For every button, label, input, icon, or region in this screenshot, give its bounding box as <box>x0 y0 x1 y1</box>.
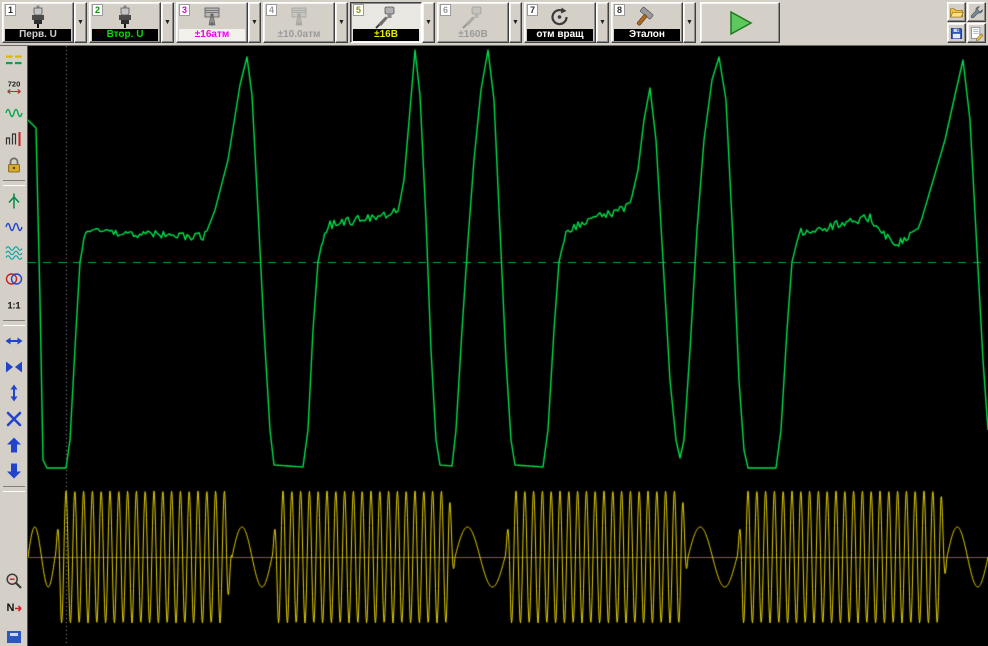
report-pencil-icon <box>969 26 984 41</box>
h-fit-icon[interactable] <box>2 355 26 379</box>
chevron-down-icon: ▼ <box>512 19 519 26</box>
v-scale-icon[interactable] <box>2 381 26 405</box>
separator <box>3 320 25 326</box>
channel-4-dropdown[interactable]: ▼ <box>335 2 348 43</box>
channels-preview-icon[interactable] <box>2 49 26 73</box>
rotation-marks-icon <box>525 5 595 29</box>
channel-3-button[interactable]: 3 ±16атм <box>176 2 248 43</box>
next-page-icon[interactable]: N <box>2 595 26 619</box>
oscilloscope-display[interactable] <box>28 46 988 646</box>
play-button[interactable] <box>700 2 780 43</box>
channel-label: ±16атм <box>179 29 245 41</box>
channel-5-button[interactable]: 5 ±16В <box>350 2 422 43</box>
channel-label: Перв. U <box>5 29 71 41</box>
settings-button[interactable] <box>967 2 986 22</box>
channel-8-dropdown[interactable]: ▼ <box>683 2 696 43</box>
channel-8-button[interactable]: 8 Эталон <box>611 2 683 43</box>
wrench-icon <box>969 5 984 20</box>
lock-icon[interactable] <box>2 153 26 177</box>
ignition-markers-icon[interactable] <box>2 127 26 151</box>
channel-6-dropdown[interactable]: ▼ <box>509 2 522 43</box>
smooth-wave-icon[interactable] <box>2 215 26 239</box>
scroll-up-icon[interactable] <box>2 433 26 457</box>
open-folder-icon <box>949 5 964 20</box>
chevron-down-icon: ▼ <box>425 19 432 26</box>
save-file-button[interactable] <box>947 23 966 43</box>
h-scale-icon[interactable] <box>2 329 26 353</box>
piston-icon <box>264 5 334 29</box>
signal-wave-icon[interactable] <box>2 101 26 125</box>
svg-text:1:1: 1:1 <box>7 301 20 311</box>
chevron-down-icon: ▼ <box>164 19 171 26</box>
overlay-compare-icon[interactable] <box>2 267 26 291</box>
open-file-button[interactable] <box>947 2 966 22</box>
clear-icon[interactable] <box>2 407 26 431</box>
tool-sidebar: 720 1:1 N <box>0 46 28 646</box>
channel-5-dropdown[interactable]: ▼ <box>422 2 435 43</box>
separator <box>3 180 25 186</box>
scroll-down-icon[interactable] <box>2 459 26 483</box>
svg-text:N: N <box>6 602 14 614</box>
channel-label: Втор. U <box>92 29 158 41</box>
floppy-disk-icon <box>949 26 964 41</box>
spark-plug-icon <box>90 5 160 29</box>
channel-buttons-row: 1 Перв. U ▼ 2 Втор. U ▼ 3 ±16атм ▼ <box>2 2 696 43</box>
scale-1to1-icon[interactable]: 1:1 <box>2 293 26 317</box>
sensor-icon <box>351 5 421 29</box>
channel-7-dropdown[interactable]: ▼ <box>596 2 609 43</box>
multi-wave-icon[interactable] <box>2 241 26 265</box>
report-button[interactable] <box>967 23 986 43</box>
channel-3-dropdown[interactable]: ▼ <box>248 2 261 43</box>
channel-1-button[interactable]: 1 Перв. U <box>2 2 74 43</box>
rotation-720-icon[interactable]: 720 <box>2 75 26 99</box>
channel-label: отм вращ <box>527 29 593 41</box>
channel-7-button[interactable]: 7 отм вращ <box>524 2 596 43</box>
main-toolbar: 1 Перв. U ▼ 2 Втор. U ▼ 3 ±16атм ▼ <box>0 0 988 46</box>
channel-4-button[interactable]: 4 ±10.0атм <box>263 2 335 43</box>
hammer-icon <box>612 5 682 29</box>
channel-2-button[interactable]: 2 Втор. U <box>89 2 161 43</box>
sync-marker-icon[interactable] <box>2 189 26 213</box>
channel-label: ±10.0атм <box>266 29 332 41</box>
play-icon <box>723 9 757 37</box>
chevron-down-icon: ▼ <box>251 19 258 26</box>
channel-6-button[interactable]: 6 ±160В <box>437 2 509 43</box>
channel-1-dropdown[interactable]: ▼ <box>74 2 87 43</box>
svg-text:720: 720 <box>7 80 20 89</box>
chevron-down-icon: ▼ <box>599 19 606 26</box>
channel-label: Эталон <box>614 29 680 41</box>
channel-2-dropdown[interactable]: ▼ <box>161 2 174 43</box>
partial-bottom-icon[interactable] <box>2 621 26 645</box>
chevron-down-icon: ▼ <box>686 19 693 26</box>
sensor-icon <box>438 5 508 29</box>
chevron-down-icon: ▼ <box>338 19 345 26</box>
zoom-icon[interactable] <box>2 569 26 593</box>
oscilloscope-app: { "toolbar": { "channels": [ {"number":"… <box>0 0 988 646</box>
file-button-cluster <box>947 2 986 43</box>
spark-plug-icon <box>3 5 73 29</box>
channel-label: ±16В <box>353 29 419 41</box>
separator <box>3 486 25 492</box>
piston-icon <box>177 5 247 29</box>
chevron-down-icon: ▼ <box>77 19 84 26</box>
channel-label: ±160В <box>440 29 506 41</box>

▬▬▬▬▬▬

_Ziel der Aufgabe_.
Schreibe alle Zeilen der Auflistung oben als nummerierte Liste um und lass Leerzeilen weg. Die Bilder gehören nicht in die Antwort.

_Richtige Antwort_.
1. For every button, label, input, icon, or region in this screenshot, give its bounding box as <box>x0 y0 x1 y1</box>.
2. report-pencil-icon <box>969 26 984 41</box>
3. h-fit-icon[interactable] <box>2 355 26 379</box>
4. chevron-down-icon: ▼ <box>512 19 519 26</box>
5. v-scale-icon[interactable] <box>2 381 26 405</box>
6. separator <box>3 320 25 326</box>
7. channel-4-dropdown[interactable]: ▼ <box>335 2 348 43</box>
8. channels-preview-icon[interactable] <box>2 49 26 73</box>
9. rotation-marks-icon <box>525 5 595 29</box>
10. channel-3-button[interactable]: 3 ±16атм <box>176 2 248 43</box>
11. next-page-icon[interactable]: N <box>2 595 26 619</box>
12. oscilloscope-display[interactable] <box>28 46 988 646</box>
13. play-button[interactable] <box>700 2 780 43</box>
14. channel-label: ±16атм <box>179 29 245 41</box>
15. channel-5-button[interactable]: 5 ±16В <box>350 2 422 43</box>
16. channel-label: Перв. U <box>5 29 71 41</box>
17. settings-button[interactable] <box>967 2 986 22</box>
18. channel-8-dropdown[interactable]: ▼ <box>683 2 696 43</box>
19. channel-8-button[interactable]: 8 Эталон <box>611 2 683 43</box>
20. wrench-icon <box>969 5 984 20</box>
21. lock-icon[interactable] <box>2 153 26 177</box>
22. ignition-markers-icon[interactable] <box>2 127 26 151</box>
23. channel-6-dropdown[interactable]: ▼ <box>509 2 522 43</box>
24. smooth-wave-icon[interactable] <box>2 215 26 239</box>
25. scroll-up-icon[interactable] <box>2 433 26 457</box>
26. open-folder-icon <box>949 5 964 20</box>
27. chevron-down-icon: ▼ <box>425 19 432 26</box>
28. save-file-button[interactable] <box>947 23 966 43</box>
29. h-scale-icon[interactable] <box>2 329 26 353</box>
30. piston-icon <box>264 5 334 29</box>
31. signal-wave-icon[interactable] <box>2 101 26 125</box>
32. svg-text:1:1: 1:1 <box>7 301 20 311</box>
33. chevron-down-icon: ▼ <box>164 19 171 26</box>
34. overlay-compare-icon[interactable] <box>2 267 26 291</box>
35. open-file-button[interactable] <box>947 2 966 22</box>
36. clear-icon[interactable] <box>2 407 26 431</box>
37. tool-sidebar: 720 1:1 N <box>0 46 28 646</box>
38. channel-5-dropdown[interactable]: ▼ <box>422 2 435 43</box>
39. separator <box>3 180 25 186</box>
40. scroll-down-icon[interactable] <box>2 459 26 483</box>
41. svg-text:N: N <box>6 602 14 614</box>
42. channel-label: Втор. U <box>92 29 158 41</box>
43. floppy-disk-icon <box>949 26 964 41</box>
44. spark-plug-icon <box>90 5 160 29</box>
45. channel-buttons-row: 1 Перв. U ▼ 2 Втор. U ▼ 3 ±16атм ▼ <box>2 2 696 43</box>
46. scale-1to1-icon[interactable]: 1:1 <box>2 293 26 317</box>
47. sensor-icon <box>351 5 421 29</box>
48. channel-7-dropdown[interactable]: ▼ <box>596 2 609 43</box>
49. multi-wave-icon[interactable] <box>2 241 26 265</box>
50. report-button[interactable] <box>967 23 986 43</box>
51. channel-3-dropdown[interactable]: ▼ <box>248 2 261 43</box>
52. channel-1-button[interactable]: 1 Перв. U <box>2 2 74 43</box>
53. rotation-720-icon[interactable]: 720 <box>2 75 26 99</box>
54. channel-label: отм вращ <box>527 29 593 41</box>
55. channel-7-button[interactable]: 7 отм вращ <box>524 2 596 43</box>
56. main-toolbar: 1 Перв. U ▼ 2 Втор. U ▼ 3 ±16атм ▼ <box>0 0 988 46</box>
57. channel-4-button[interactable]: 4 ±10.0атм <box>263 2 335 43</box>
58. hammer-icon <box>612 5 682 29</box>
59. channel-2-button[interactable]: 2 Втор. U <box>89 2 161 43</box>
60. sync-marker-icon[interactable] <box>2 189 26 213</box>
61. channel-label: ±10.0атм <box>266 29 332 41</box>
62. play-icon <box>723 9 757 37</box>
63. chevron-down-icon: ▼ <box>251 19 258 26</box>
64. channel-6-button[interactable]: 6 ±160В <box>437 2 509 43</box>
65. channel-1-dropdown[interactable]: ▼ <box>74 2 87 43</box>
66. svg-text:720: 720 <box>7 80 20 89</box>
67. chevron-down-icon: ▼ <box>599 19 606 26</box>
68. channel-label: Эталон <box>614 29 680 41</box>
69. channel-2-dropdown[interactable]: ▼ <box>161 2 174 43</box>
70. partial-bottom-icon[interactable] <box>2 621 26 645</box>
71. chevron-down-icon: ▼ <box>686 19 693 26</box>
72. sensor-icon <box>438 5 508 29</box>
73. chevron-down-icon: ▼ <box>338 19 345 26</box>
74. zoom-icon[interactable] <box>2 569 26 593</box>
75. oscilloscope-app: { "toolbar": { "channels": [ {"number":"… <box>0 0 988 646</box>
76. file-button-cluster <box>947 2 986 43</box>
77. spark-plug-icon <box>3 5 73 29</box>
78. channel-label: ±16В <box>353 29 419 41</box>
79. separator <box>3 486 25 492</box>
80. piston-icon <box>177 5 247 29</box>
81. chevron-down-icon: ▼ <box>77 19 84 26</box>
82. channel-label: ±160В <box>440 29 506 41</box>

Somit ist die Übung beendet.